* GOAL *
Scan the entries below. List each line with "cable".

* EXERCISE INPUT *

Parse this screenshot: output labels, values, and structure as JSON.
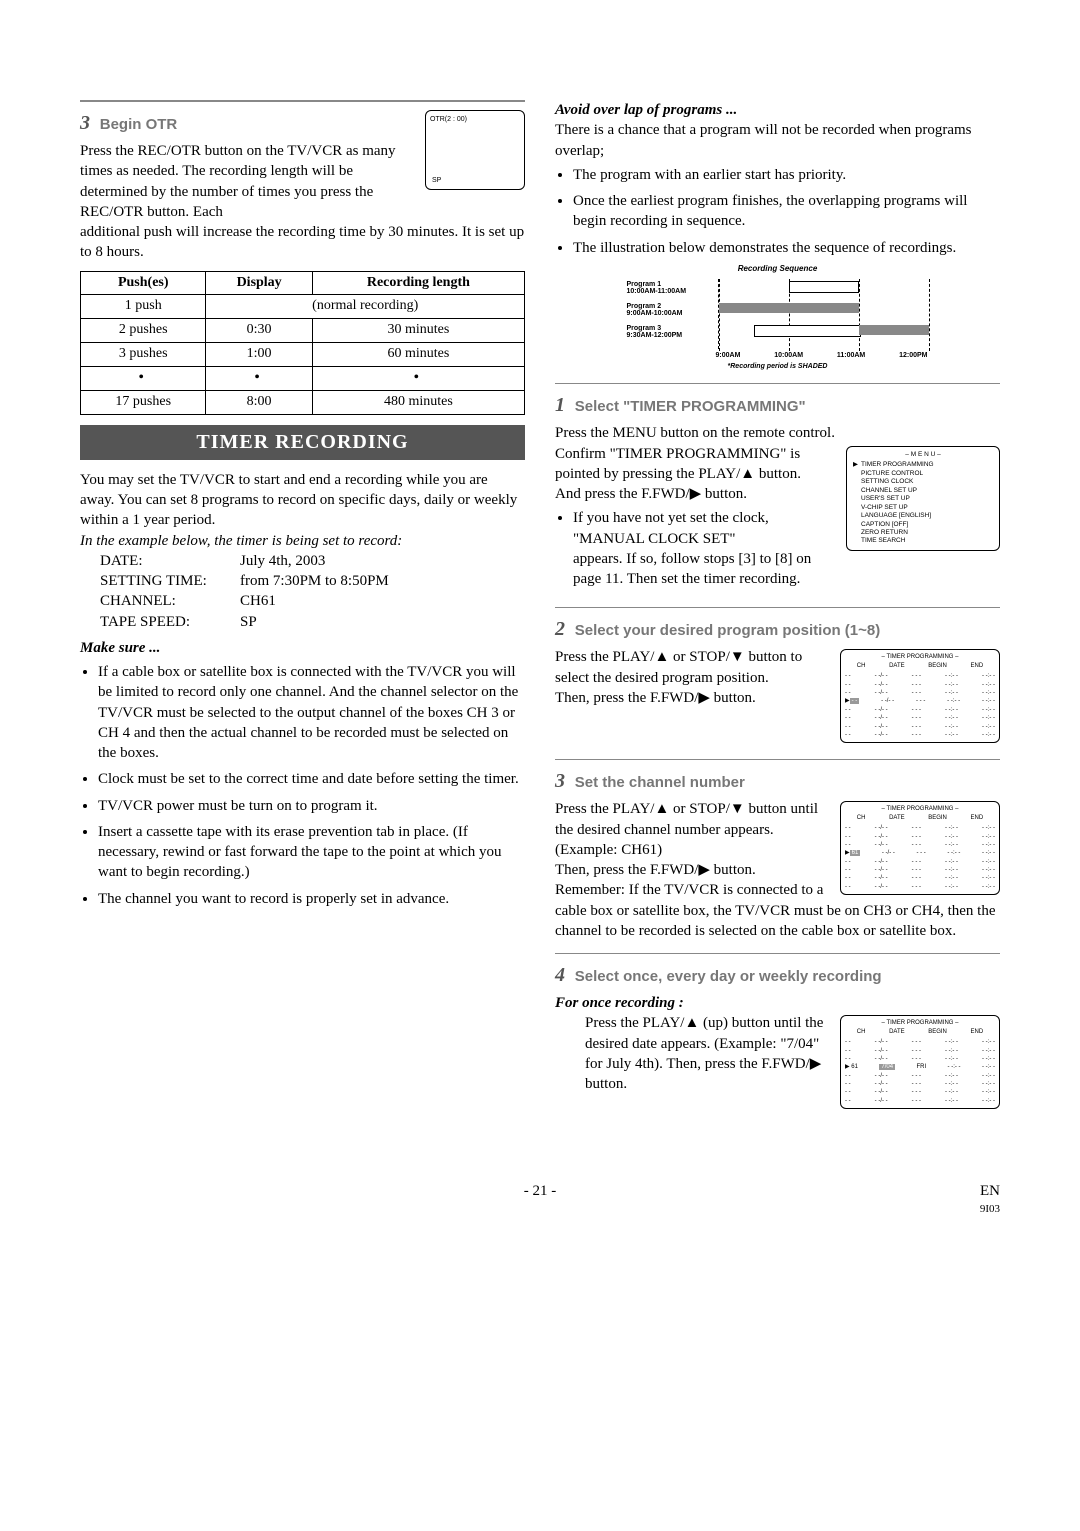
{
  "left": {
    "step3_num": "3",
    "step3_title": "Begin OTR",
    "otr_top": "OTR(2 : 00)",
    "otr_sp": "SP",
    "step3_body1": "Press the REC/OTR button on the TV/VCR as many times as needed. The recording length will be determined by the number of times you press the REC/OTR button. Each",
    "step3_body2": "additional push will increase the recording time by 30 minutes. It is set up to 8 hours.",
    "table": {
      "h1": "Push(es)",
      "h2": "Display",
      "h3": "Recording length",
      "r1c1": "1 push",
      "r1c23": "(normal recording)",
      "r2c1": "2 pushes",
      "r2c2": "0:30",
      "r2c3": "30 minutes",
      "r3c1": "3 pushes",
      "r3c2": "1:00",
      "r3c3": "60 minutes",
      "r4c1": "17 pushes",
      "r4c2": "8:00",
      "r4c3": "480 minutes"
    },
    "section_title": "TIMER RECORDING",
    "intro": "You may set the TV/VCR to start and end a recording while you are away. You can set 8 programs to record on specific days, daily or weekly within a 1 year period.",
    "example_intro": "In the example below, the timer is being set to record:",
    "kv": {
      "date_k": "DATE:",
      "date_v": "July 4th, 2003",
      "time_k": "SETTING TIME:",
      "time_v": "from 7:30PM to 8:50PM",
      "ch_k": "CHANNEL:",
      "ch_v": "CH61",
      "ts_k": "TAPE SPEED:",
      "ts_v": "SP"
    },
    "makesure_title": "Make sure ...",
    "ms1": "If a cable box or satellite box is connected with the TV/VCR you will be limited to record only one channel.  And the channel selector on the TV/VCR must be selected to the output channel of the boxes CH 3 or CH 4 and then the actual channel to be recorded must be selected on the boxes.",
    "ms2": "Clock must be set to the correct time and date before setting the timer.",
    "ms3": "TV/VCR power must be turn on to program it.",
    "ms4": "Insert a cassette tape with its erase prevention tab in place. (If necessary, rewind or fast forward the tape to the point at which you want to begin recording.)",
    "ms5": "The channel you want to record is properly set in advance."
  },
  "right": {
    "avoid_title": "Avoid over lap of programs ...",
    "avoid_body": "There is a chance that a program will not be recorded when programs overlap;",
    "av1": "The program with an earlier start has priority.",
    "av2": "Once the earliest program finishes, the overlapping programs will begin recording in sequence.",
    "av3": "The illustration below demonstrates the sequence of recordings.",
    "seq_title": "Recording Sequence",
    "seq_p1": "Program 1",
    "seq_p1t": "10:00AM-11:00AM",
    "seq_p2": "Program 2",
    "seq_p2t": "9:00AM-10:00AM",
    "seq_p3": "Program 3",
    "seq_p3t": "9:30AM-12:00PM",
    "seq_t1": "9:00AM",
    "seq_t2": "10:00AM",
    "seq_t3": "11:00AM",
    "seq_t4": "12:00PM",
    "seq_note": "*Recording period is SHADED",
    "s1_num": "1",
    "s1_title": "Select \"TIMER PROGRAMMING\"",
    "s1_body1": "Press the MENU button on the remote control.",
    "s1_body2": "Confirm \"TIMER PROGRAMMING\" is pointed by pressing the PLAY/▲ button.",
    "s1_body3": "And press the F.FWD/▶ button.",
    "s1_bullet": "If you have not yet set the clock, \"MANUAL CLOCK SET\"",
    "s1_bullet2": "appears. If so, follow stops [3] to [8] on page 11. Then set the timer recording.",
    "menu_title": "– M E N U –",
    "menu_items": [
      "TIMER PROGRAMMING",
      "PICTURE CONTROL",
      "SETTING CLOCK",
      "CHANNEL SET UP",
      "USER'S SET UP",
      "V-CHIP SET UP",
      "LANGUAGE  [ENGLISH]",
      "CAPTION  [OFF]",
      "ZERO RETURN",
      "TIME SEARCH"
    ],
    "s2_num": "2",
    "s2_title": "Select your desired program position (1~8)",
    "s2_body1": "Press the PLAY/▲ or STOP/▼ button to select the desired program position.",
    "s2_body2": "Then, press the F.FWD/▶ button.",
    "tp_title": "– TIMER PROGRAMMING –",
    "tp_ch": "CH",
    "tp_date": "DATE",
    "tp_begin": "BEGIN",
    "tp_end": "END",
    "s3_num": "3",
    "s3_title": "Set the channel number",
    "s3_body1": "Press the PLAY/▲ or STOP/▼ button until the desired channel number appears.",
    "s3_body2": "(Example: CH61)",
    "s3_body3": "Then, press the F.FWD/▶ button.",
    "s3_body4": "Remember: If the TV/VCR is connected to a cable box or satellite box, the TV/VCR must be on CH3 or CH4, then the channel to be recorded is selected on the cable box or satellite box.",
    "s4_num": "4",
    "s4_title": "Select once, every day or weekly recording",
    "s4_sub": "For once recording :",
    "s4_body1": "Press the PLAY/▲ (up) button until the desired date appears. (Example: \"7/04\" for July 4th). Then, press the F.FWD/▶ button."
  },
  "footer": {
    "page": "- 21 -",
    "en": "EN",
    "code": "9I03"
  }
}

* SOLUTION TO THE EXERCISE *
    "ms1": "If a cable box or satellite box is connected with the TV/VCR you will be limited to record only one channel.  And the channel selector on the TV/VCR must be selected to the output channel of the boxes CH 3 or CH 4 and then the actual channel to be recorded must be selected on the boxes.",
    "s3_body4": "Remember: If the TV/VCR is connected to a cable box or satellite box, the TV/VCR must be on CH3 or CH4, then the channel to be recorded is selected on the cable box or satellite box.",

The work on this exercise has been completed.